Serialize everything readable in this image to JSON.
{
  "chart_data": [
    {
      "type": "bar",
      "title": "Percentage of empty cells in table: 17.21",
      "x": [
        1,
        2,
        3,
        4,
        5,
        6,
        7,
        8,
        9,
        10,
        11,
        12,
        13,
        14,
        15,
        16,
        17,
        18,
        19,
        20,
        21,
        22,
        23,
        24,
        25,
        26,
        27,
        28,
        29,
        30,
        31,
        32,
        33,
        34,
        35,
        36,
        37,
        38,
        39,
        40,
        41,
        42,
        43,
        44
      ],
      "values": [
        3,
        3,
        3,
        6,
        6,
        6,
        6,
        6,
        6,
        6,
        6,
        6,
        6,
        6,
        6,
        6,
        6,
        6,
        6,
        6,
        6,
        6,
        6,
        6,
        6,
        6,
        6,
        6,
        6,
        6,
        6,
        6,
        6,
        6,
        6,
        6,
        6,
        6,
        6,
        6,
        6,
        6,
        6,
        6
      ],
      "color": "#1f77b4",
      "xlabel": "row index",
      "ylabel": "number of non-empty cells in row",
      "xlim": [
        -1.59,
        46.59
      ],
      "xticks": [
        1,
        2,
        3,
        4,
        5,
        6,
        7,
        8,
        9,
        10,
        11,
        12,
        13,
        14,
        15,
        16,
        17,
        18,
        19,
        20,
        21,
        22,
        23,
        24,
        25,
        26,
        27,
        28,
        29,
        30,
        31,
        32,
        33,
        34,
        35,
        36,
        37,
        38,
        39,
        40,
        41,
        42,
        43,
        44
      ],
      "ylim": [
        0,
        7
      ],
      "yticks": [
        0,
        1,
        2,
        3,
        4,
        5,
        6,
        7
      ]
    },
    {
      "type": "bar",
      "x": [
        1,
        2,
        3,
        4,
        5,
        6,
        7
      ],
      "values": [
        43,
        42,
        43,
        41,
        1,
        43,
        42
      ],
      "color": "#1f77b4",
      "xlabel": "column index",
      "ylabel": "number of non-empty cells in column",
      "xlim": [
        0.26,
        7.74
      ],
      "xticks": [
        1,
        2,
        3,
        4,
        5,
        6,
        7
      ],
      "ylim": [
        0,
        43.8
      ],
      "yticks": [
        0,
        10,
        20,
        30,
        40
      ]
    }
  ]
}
__________________________________________________
**PROBLEM:** Please return every line in the data that includes the string "index".

**OUTPUT FOR THIS TASK:**
      "xlabel": "row index",
      "xlabel": "column index",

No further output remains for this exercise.